### WHAT YOU SHOULD DO
Find how many lines of the listing include the string "irregularities", and report only that figure.

### INFORMATION SUPPLIED
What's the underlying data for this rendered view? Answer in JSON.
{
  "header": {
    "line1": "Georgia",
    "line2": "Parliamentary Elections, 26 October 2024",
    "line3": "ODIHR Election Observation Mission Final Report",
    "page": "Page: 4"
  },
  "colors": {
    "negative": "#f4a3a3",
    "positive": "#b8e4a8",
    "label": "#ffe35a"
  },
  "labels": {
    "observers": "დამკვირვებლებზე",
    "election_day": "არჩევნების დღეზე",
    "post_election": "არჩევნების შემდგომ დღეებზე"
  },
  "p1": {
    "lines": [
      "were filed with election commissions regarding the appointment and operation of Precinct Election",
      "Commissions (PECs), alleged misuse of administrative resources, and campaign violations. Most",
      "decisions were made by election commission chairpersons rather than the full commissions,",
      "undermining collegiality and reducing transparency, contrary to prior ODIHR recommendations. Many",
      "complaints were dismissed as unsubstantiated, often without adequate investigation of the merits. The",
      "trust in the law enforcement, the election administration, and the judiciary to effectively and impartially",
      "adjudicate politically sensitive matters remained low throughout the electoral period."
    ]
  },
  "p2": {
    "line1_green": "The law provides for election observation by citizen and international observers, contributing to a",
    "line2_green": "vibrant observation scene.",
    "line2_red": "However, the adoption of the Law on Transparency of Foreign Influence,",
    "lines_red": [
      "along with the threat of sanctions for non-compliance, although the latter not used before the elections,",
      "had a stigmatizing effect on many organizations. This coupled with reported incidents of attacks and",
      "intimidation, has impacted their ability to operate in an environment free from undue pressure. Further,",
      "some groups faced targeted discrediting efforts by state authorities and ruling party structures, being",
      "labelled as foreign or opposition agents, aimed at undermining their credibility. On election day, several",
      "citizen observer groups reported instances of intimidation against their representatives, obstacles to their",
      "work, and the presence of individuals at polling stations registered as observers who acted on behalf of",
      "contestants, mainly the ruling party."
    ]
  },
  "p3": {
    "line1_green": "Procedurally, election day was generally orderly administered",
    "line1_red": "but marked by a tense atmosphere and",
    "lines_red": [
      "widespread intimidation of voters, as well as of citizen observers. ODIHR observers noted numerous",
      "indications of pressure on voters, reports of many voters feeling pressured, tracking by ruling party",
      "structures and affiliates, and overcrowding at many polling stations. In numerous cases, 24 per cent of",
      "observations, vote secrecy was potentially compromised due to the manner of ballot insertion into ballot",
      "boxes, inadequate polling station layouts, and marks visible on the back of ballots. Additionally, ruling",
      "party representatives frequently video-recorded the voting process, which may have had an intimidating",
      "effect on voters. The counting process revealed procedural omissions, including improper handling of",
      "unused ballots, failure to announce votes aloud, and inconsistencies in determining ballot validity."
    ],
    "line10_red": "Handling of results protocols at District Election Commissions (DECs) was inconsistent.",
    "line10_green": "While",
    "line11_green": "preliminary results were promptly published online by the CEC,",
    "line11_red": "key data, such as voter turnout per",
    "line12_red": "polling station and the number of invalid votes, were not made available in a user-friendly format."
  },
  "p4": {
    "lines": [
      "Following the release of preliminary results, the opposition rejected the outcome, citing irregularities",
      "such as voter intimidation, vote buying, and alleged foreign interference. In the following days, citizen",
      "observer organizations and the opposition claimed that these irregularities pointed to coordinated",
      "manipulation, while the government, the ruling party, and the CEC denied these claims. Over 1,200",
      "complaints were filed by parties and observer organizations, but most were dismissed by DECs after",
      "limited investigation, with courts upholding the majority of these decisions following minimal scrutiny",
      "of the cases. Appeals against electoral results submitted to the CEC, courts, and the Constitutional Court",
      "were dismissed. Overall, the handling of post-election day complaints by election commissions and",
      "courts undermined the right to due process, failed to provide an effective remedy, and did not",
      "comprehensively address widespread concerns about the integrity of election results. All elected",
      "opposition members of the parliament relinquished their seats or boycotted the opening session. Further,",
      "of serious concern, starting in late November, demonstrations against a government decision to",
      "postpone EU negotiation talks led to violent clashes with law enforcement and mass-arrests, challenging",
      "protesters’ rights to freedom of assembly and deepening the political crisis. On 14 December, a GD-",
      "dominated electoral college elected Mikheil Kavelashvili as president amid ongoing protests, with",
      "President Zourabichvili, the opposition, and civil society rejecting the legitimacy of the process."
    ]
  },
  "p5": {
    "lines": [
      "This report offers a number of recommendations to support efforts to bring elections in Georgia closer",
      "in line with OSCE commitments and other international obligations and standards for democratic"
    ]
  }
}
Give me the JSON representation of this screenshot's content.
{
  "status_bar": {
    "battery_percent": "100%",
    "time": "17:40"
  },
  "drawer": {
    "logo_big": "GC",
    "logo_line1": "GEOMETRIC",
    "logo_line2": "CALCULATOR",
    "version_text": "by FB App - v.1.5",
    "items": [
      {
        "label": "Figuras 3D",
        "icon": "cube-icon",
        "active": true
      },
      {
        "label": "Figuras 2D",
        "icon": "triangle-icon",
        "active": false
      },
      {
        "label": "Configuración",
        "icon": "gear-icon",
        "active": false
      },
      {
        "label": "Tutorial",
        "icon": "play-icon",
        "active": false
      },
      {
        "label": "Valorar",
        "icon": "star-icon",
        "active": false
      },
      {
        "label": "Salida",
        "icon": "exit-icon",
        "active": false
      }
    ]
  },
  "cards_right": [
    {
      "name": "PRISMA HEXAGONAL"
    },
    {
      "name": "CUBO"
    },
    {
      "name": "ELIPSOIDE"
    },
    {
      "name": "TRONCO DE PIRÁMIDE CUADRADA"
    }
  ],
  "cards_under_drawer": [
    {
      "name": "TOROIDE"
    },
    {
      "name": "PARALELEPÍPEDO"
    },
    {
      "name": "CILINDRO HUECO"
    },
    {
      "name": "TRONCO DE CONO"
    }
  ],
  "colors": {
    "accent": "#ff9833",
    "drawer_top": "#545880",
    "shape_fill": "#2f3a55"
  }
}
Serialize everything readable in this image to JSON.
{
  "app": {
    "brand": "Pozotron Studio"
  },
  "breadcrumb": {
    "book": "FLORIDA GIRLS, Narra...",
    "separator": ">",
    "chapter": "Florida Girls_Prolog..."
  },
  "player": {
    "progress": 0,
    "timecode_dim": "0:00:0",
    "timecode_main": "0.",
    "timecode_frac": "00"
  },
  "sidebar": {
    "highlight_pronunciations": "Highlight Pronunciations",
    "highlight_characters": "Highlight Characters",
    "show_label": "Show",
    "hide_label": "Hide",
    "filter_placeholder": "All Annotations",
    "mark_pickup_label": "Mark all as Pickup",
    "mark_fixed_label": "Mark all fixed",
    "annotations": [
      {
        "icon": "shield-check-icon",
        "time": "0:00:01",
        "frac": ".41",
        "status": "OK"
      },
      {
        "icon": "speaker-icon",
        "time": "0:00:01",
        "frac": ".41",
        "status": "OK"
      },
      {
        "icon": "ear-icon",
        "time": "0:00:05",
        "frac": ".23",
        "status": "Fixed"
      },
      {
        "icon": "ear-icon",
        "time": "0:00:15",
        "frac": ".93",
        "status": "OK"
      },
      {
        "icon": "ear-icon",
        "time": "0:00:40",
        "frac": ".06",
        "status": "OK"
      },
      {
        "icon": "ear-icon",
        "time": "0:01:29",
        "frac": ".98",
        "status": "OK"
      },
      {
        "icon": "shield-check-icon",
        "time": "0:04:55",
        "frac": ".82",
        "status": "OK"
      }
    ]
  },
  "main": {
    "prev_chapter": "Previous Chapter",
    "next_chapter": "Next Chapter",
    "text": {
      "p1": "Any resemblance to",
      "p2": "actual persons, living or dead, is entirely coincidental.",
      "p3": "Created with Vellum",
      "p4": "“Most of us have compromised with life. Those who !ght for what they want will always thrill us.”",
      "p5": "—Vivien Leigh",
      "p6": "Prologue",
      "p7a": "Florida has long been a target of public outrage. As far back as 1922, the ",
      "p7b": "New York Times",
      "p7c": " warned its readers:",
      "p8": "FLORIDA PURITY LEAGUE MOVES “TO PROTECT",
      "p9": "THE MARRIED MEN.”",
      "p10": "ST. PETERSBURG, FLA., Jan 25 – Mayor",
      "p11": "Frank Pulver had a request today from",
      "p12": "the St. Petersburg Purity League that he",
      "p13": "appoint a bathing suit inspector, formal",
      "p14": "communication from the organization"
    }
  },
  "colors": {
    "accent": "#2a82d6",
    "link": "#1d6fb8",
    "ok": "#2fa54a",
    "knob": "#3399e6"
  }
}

### EXERCISE RESPONSE
2